#### Exercise requirements
Reproduce precisely the lines of the material below from the line containing "Read all visible content and emit it as JSON." up to and including its last line. Pictures must not be copied.

━━━

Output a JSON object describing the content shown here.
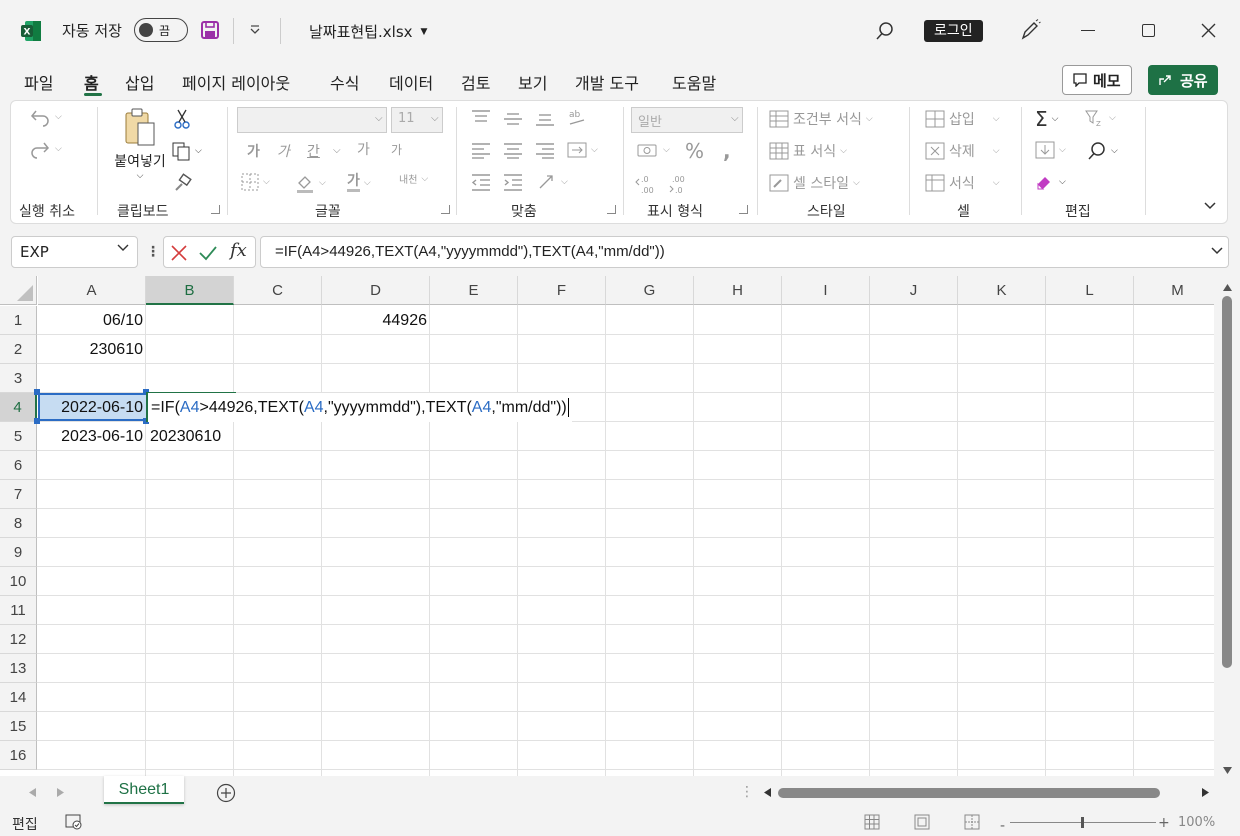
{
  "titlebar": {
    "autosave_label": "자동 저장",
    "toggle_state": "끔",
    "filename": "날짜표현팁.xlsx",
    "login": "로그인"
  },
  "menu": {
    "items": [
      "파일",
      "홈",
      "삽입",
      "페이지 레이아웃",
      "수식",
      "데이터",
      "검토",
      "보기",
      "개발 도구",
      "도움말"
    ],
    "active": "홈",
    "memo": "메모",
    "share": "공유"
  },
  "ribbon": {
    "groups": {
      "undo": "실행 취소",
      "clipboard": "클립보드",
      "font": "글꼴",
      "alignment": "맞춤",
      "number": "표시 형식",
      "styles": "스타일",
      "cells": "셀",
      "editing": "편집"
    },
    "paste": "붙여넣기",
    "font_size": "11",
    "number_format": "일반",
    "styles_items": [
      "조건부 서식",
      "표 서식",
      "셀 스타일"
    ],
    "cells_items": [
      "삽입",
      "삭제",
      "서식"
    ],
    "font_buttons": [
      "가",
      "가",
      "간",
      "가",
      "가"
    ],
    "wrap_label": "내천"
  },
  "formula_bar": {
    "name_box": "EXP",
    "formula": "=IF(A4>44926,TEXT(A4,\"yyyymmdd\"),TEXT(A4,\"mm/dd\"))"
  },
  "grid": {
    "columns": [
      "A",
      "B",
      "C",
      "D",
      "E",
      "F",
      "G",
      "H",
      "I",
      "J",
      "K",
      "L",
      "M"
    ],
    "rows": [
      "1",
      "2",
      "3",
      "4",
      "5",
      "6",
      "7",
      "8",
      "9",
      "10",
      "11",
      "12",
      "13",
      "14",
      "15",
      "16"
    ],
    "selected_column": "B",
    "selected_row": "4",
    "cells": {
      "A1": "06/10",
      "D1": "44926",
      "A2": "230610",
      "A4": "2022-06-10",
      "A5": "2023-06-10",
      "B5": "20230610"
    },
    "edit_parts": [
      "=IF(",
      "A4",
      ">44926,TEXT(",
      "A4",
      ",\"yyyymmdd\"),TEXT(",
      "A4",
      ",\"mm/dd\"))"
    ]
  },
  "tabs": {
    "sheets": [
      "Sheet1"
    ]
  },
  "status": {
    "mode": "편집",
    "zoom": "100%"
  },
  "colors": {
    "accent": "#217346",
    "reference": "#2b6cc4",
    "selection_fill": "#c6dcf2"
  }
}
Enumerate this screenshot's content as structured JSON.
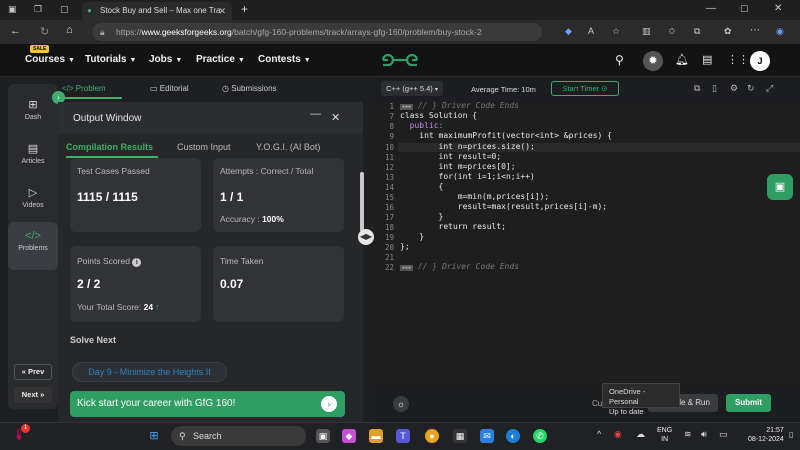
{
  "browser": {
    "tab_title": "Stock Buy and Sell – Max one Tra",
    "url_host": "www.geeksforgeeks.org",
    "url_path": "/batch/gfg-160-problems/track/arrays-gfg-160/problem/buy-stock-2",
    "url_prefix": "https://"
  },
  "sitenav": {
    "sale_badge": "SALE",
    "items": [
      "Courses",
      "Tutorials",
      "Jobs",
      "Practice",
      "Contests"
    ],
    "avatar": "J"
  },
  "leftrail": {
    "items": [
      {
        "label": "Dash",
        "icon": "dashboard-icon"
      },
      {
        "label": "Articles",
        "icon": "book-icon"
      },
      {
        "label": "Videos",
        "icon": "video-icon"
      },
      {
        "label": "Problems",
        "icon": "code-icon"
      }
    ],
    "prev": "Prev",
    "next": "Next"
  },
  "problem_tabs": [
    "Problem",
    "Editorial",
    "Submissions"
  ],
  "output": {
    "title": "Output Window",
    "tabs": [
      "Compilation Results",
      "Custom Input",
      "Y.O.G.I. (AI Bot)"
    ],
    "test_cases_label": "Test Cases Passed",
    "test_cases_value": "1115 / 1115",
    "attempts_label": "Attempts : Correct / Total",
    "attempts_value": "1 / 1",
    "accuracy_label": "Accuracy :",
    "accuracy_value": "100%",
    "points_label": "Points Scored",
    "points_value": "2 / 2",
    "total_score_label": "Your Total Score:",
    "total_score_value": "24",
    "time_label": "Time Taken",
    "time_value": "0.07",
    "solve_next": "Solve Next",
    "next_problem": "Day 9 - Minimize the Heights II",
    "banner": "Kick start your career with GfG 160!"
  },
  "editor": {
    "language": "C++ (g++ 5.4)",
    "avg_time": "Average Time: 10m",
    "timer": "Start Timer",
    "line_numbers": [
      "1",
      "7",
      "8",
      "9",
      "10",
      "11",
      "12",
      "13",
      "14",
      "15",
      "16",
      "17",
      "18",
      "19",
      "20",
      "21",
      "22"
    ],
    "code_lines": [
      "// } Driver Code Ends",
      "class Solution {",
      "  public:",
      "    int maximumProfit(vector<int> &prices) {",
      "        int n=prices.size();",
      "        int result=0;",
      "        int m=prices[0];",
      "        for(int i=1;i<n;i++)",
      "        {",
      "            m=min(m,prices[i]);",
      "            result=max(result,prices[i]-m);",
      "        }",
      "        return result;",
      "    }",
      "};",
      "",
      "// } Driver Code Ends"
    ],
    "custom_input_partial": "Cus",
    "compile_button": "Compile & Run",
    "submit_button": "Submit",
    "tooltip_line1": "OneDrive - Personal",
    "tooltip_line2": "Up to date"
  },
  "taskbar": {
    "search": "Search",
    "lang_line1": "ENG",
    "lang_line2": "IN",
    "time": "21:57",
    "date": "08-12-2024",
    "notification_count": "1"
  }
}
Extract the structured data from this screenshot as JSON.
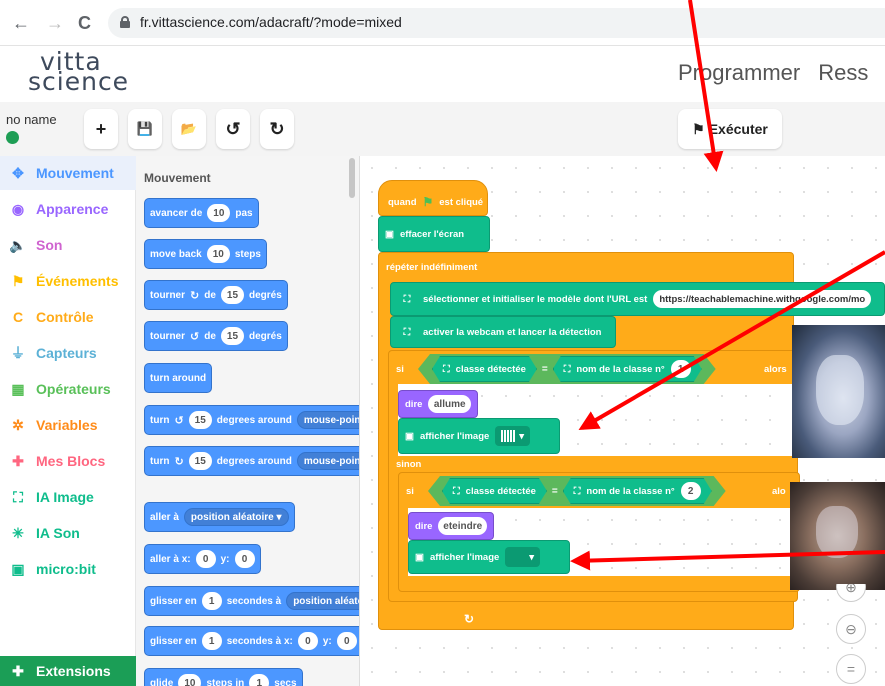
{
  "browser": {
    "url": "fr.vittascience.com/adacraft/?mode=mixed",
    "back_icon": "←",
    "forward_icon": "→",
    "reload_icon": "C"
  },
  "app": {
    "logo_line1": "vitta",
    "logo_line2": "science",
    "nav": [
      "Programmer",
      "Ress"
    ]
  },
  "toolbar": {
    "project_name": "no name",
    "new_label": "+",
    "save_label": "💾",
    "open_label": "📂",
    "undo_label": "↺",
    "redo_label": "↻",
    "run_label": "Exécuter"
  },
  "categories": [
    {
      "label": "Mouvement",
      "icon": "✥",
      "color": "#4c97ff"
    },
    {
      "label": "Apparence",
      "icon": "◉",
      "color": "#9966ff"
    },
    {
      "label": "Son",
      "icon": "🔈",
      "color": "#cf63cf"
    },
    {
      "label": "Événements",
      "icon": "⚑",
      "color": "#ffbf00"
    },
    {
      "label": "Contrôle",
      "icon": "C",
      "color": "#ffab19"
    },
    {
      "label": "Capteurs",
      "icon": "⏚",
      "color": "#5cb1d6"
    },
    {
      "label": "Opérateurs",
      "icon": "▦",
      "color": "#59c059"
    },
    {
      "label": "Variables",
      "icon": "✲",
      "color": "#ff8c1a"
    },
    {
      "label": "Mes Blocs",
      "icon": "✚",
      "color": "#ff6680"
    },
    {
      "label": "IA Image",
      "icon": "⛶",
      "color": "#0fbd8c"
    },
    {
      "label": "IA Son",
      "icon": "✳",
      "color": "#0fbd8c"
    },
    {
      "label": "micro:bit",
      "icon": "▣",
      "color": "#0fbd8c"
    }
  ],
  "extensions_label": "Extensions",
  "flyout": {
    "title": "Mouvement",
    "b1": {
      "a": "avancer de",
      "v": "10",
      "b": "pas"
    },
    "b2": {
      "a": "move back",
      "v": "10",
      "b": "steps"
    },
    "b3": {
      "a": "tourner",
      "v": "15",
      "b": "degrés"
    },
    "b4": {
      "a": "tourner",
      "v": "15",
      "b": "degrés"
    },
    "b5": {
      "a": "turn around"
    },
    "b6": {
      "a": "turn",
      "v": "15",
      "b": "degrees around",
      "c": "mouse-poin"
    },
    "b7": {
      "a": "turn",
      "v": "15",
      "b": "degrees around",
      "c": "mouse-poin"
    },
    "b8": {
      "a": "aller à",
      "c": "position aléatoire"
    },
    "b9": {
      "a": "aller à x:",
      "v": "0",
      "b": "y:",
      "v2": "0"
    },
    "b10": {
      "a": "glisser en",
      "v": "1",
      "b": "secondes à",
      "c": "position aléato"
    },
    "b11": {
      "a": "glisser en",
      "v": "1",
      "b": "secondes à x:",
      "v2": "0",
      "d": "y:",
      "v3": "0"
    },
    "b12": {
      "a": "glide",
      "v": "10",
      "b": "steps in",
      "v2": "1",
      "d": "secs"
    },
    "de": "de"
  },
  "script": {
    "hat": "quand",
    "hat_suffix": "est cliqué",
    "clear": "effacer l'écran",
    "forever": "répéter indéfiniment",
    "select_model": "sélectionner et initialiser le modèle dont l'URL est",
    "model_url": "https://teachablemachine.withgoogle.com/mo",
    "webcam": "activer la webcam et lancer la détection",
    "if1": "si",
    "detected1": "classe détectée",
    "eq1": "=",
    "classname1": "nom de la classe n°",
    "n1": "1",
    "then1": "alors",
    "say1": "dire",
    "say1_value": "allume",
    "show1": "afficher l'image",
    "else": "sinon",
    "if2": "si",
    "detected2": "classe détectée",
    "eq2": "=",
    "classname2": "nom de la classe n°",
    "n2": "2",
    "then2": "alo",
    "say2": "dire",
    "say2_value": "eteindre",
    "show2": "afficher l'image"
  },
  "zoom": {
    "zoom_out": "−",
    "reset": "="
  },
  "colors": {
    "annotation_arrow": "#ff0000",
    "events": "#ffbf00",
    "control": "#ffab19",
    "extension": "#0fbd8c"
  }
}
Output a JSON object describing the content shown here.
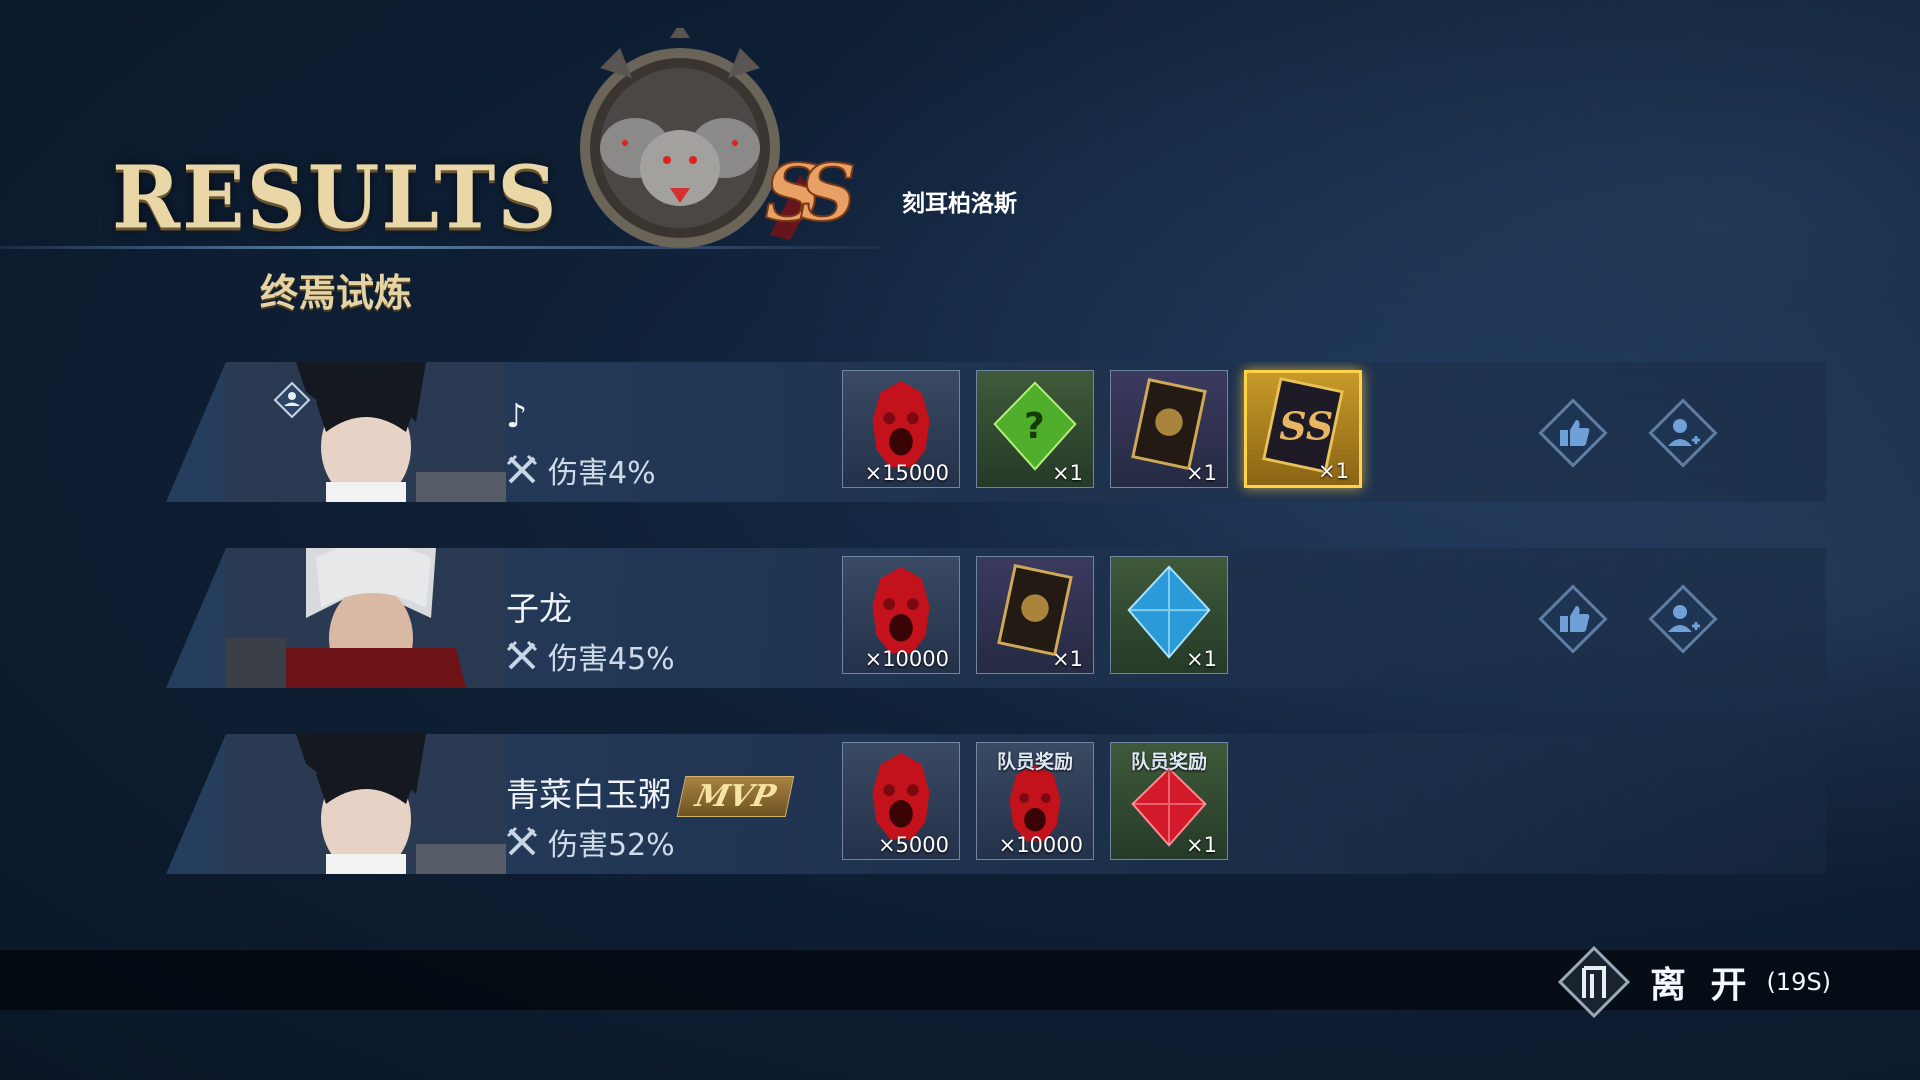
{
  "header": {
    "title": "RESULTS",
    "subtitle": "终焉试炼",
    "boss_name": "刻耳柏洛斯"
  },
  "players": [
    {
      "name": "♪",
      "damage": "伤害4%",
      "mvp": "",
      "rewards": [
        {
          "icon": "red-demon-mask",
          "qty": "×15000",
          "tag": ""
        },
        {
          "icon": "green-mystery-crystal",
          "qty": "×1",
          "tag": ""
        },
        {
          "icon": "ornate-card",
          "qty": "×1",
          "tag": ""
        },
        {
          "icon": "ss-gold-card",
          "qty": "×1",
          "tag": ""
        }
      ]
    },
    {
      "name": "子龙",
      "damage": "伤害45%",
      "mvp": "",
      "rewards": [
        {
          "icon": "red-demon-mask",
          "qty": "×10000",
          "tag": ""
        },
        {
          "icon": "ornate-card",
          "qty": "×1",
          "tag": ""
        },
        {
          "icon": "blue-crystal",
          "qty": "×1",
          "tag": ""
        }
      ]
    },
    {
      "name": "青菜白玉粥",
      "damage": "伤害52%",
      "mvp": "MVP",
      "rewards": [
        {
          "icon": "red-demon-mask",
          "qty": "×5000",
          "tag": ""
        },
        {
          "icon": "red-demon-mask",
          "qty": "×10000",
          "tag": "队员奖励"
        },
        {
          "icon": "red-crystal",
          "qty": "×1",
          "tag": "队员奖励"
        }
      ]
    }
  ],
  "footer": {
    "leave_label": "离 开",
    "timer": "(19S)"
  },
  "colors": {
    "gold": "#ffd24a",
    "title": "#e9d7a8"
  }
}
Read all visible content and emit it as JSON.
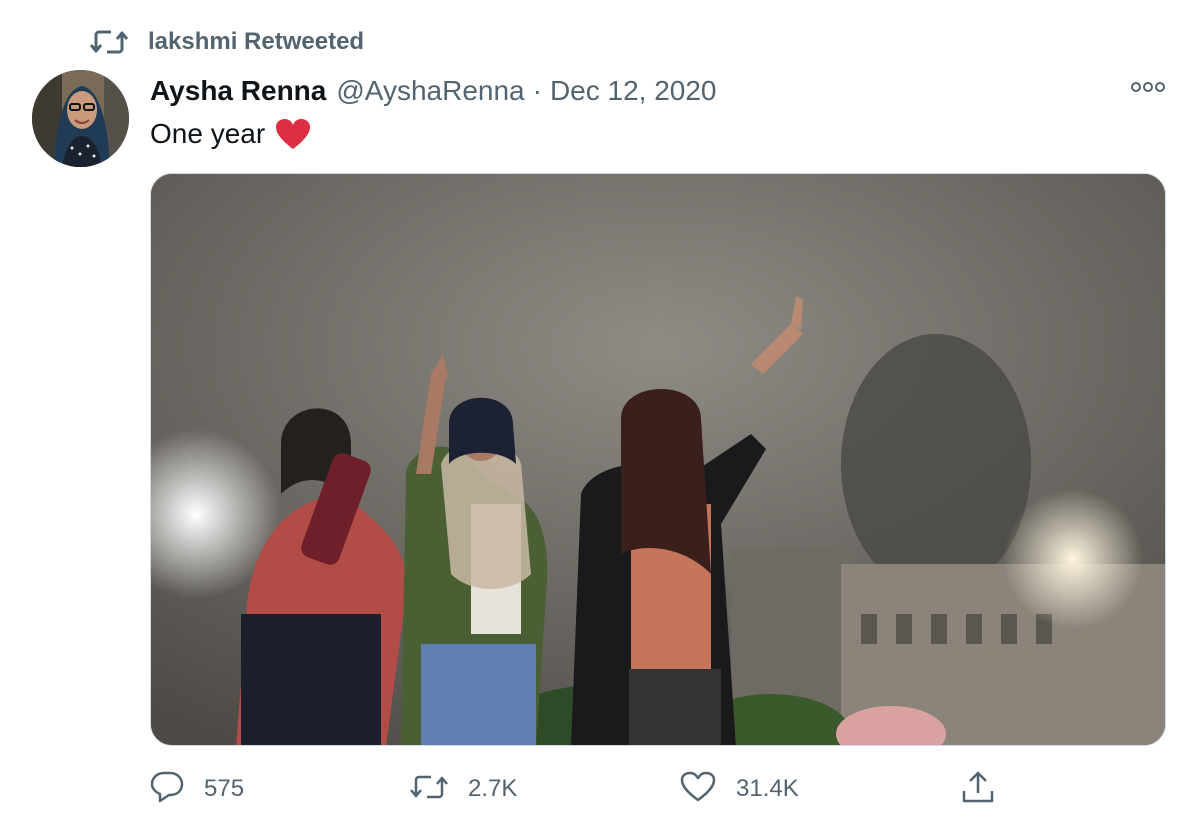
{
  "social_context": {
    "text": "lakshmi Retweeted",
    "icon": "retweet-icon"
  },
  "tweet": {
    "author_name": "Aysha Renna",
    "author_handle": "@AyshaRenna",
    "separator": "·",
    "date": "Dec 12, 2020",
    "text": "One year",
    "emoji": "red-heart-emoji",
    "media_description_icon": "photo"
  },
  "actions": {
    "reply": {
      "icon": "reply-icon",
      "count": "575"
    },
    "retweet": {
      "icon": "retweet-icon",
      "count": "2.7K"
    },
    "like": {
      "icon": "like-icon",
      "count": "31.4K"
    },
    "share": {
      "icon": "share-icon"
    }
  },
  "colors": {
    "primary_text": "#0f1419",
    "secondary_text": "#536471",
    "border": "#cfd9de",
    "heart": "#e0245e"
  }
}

━━━

#### Exercise output
Read all visible content and emit it as JSON.
{
  "social_context": {
    "text": "lakshmi Retweeted",
    "icon": "retweet-icon"
  },
  "tweet": {
    "author_name": "Aysha Renna",
    "author_handle": "@AyshaRenna",
    "separator": "·",
    "date": "Dec 12, 2020",
    "text": "One year",
    "emoji": "red-heart-emoji",
    "media_description_icon": "photo"
  },
  "actions": {
    "reply": {
      "icon": "reply-icon",
      "count": "575"
    },
    "retweet": {
      "icon": "retweet-icon",
      "count": "2.7K"
    },
    "like": {
      "icon": "like-icon",
      "count": "31.4K"
    },
    "share": {
      "icon": "share-icon"
    }
  },
  "colors": {
    "primary_text": "#0f1419",
    "secondary_text": "#536471",
    "border": "#cfd9de",
    "heart": "#e0245e"
  }
}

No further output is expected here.